* Task goal
Only a number is wanted: the count of lines in this listing that contain "panel".

* Given records
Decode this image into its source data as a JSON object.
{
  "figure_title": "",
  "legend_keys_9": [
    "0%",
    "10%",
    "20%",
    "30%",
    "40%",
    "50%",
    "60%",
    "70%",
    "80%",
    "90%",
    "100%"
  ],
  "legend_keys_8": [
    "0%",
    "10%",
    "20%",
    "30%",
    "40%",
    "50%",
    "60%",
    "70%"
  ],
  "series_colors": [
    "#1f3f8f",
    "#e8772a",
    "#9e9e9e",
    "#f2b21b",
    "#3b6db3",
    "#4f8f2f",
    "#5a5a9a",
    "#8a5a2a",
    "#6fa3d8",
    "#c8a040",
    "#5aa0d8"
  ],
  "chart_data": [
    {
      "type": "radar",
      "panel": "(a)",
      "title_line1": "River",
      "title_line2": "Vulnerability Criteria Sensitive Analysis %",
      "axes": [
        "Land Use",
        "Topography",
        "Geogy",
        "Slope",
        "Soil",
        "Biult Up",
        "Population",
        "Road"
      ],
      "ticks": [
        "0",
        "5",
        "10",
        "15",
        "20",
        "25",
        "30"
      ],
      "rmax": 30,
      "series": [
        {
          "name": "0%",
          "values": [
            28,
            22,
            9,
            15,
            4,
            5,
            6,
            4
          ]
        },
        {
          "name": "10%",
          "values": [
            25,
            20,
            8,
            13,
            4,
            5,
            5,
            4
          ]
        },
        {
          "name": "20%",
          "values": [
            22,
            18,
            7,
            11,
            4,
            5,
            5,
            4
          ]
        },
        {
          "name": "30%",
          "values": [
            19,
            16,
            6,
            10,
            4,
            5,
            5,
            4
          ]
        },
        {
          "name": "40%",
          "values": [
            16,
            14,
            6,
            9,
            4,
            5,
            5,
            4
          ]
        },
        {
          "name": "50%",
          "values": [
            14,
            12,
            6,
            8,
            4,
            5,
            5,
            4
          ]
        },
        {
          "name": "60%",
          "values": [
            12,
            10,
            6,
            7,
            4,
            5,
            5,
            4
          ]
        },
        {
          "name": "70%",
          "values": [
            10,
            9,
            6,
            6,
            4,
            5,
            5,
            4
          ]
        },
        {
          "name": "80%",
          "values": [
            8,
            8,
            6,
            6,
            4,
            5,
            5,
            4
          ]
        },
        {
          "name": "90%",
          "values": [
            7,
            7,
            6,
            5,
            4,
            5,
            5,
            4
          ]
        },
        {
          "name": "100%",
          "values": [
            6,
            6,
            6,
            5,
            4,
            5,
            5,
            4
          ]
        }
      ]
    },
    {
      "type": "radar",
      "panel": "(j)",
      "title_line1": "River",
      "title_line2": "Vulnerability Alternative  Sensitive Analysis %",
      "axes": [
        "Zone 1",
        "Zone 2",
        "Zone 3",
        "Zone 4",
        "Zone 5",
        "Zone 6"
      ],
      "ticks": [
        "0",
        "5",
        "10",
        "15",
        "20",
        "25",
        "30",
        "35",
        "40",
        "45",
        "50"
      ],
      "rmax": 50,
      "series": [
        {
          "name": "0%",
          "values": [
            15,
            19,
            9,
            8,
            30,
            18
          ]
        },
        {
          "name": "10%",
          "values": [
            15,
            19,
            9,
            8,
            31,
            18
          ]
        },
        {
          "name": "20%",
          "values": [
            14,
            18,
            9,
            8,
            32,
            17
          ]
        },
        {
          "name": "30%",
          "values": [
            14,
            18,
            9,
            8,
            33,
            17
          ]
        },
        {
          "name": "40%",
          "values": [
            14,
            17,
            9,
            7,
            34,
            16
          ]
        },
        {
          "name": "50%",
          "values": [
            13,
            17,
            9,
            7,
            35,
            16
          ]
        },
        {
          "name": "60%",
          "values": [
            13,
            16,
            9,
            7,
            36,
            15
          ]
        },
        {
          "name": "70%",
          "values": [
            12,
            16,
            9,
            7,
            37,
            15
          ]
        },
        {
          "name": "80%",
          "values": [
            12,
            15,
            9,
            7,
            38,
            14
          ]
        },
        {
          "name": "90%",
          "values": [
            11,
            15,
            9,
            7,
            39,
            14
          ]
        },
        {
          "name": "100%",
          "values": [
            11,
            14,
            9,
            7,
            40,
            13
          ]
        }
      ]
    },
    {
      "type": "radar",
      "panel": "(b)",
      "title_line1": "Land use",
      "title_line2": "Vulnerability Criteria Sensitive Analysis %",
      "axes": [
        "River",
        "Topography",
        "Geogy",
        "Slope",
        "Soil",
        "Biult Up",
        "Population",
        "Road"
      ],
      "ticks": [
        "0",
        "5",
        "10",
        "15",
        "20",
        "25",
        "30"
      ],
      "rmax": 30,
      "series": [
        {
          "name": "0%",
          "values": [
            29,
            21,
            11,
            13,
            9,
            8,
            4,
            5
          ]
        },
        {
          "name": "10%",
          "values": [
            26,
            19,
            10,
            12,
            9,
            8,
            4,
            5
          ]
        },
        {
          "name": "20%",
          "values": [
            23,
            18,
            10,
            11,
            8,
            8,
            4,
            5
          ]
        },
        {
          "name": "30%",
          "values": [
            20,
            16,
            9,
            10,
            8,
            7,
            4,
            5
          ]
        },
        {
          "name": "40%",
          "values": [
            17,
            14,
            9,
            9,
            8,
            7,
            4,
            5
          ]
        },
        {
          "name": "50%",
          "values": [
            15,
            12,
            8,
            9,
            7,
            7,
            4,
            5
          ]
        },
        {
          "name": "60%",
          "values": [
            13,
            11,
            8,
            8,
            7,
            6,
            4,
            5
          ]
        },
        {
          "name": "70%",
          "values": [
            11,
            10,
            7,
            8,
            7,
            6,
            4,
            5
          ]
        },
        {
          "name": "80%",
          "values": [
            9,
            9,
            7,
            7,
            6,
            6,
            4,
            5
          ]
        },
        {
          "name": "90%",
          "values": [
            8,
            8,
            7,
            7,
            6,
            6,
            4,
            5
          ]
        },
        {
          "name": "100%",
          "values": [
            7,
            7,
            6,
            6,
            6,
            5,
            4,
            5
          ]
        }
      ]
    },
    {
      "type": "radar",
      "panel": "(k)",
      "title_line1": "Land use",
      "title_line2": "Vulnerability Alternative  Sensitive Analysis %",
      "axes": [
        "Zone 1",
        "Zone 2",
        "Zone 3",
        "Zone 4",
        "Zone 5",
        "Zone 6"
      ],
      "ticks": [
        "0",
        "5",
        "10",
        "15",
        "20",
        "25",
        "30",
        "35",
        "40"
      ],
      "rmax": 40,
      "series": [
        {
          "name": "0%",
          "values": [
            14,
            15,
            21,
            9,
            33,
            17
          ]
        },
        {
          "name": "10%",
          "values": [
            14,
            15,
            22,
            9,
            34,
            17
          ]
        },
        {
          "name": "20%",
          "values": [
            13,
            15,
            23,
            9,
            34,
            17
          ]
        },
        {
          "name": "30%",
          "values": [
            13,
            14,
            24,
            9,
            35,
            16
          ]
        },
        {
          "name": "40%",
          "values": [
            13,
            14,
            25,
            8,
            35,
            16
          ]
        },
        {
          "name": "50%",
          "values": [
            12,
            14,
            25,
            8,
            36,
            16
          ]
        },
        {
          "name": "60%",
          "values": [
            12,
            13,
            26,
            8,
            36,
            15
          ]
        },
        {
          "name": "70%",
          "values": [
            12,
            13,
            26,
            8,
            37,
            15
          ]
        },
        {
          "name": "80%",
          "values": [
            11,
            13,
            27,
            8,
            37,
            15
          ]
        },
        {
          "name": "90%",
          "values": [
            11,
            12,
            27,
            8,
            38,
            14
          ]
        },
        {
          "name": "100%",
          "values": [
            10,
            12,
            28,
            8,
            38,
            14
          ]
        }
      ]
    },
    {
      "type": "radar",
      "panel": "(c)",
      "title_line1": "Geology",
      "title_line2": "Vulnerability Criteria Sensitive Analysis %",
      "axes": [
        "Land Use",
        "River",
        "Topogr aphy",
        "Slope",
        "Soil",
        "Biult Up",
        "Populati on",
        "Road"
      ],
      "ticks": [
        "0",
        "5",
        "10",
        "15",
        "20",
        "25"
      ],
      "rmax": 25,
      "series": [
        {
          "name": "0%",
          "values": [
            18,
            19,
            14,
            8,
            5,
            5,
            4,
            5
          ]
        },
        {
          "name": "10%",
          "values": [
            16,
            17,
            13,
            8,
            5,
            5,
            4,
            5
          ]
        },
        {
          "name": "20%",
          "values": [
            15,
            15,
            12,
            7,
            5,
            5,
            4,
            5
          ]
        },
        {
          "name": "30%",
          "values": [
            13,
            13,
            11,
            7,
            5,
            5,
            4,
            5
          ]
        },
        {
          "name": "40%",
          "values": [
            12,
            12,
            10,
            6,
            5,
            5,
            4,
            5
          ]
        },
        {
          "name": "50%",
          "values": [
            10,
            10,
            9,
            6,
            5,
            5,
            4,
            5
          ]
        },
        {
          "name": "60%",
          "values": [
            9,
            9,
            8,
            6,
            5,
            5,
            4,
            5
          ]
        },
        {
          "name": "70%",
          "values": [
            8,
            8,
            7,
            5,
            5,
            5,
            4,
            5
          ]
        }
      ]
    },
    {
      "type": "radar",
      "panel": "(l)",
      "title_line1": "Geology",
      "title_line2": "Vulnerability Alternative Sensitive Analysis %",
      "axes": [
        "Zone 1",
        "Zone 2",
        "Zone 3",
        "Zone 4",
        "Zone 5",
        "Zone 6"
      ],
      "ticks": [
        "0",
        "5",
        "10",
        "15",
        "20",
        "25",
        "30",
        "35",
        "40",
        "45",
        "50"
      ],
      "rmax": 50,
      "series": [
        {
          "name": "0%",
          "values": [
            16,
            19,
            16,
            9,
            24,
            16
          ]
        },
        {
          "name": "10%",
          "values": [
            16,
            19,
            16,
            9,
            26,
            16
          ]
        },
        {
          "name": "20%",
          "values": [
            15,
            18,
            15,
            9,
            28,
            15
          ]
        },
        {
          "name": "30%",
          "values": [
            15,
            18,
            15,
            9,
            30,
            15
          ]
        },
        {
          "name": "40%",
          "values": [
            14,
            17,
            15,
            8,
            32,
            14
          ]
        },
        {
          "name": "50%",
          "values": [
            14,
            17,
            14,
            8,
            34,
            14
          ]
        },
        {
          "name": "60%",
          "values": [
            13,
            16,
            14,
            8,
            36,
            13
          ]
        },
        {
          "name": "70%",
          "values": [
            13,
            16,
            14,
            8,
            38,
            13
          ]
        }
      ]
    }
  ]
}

* The reply
6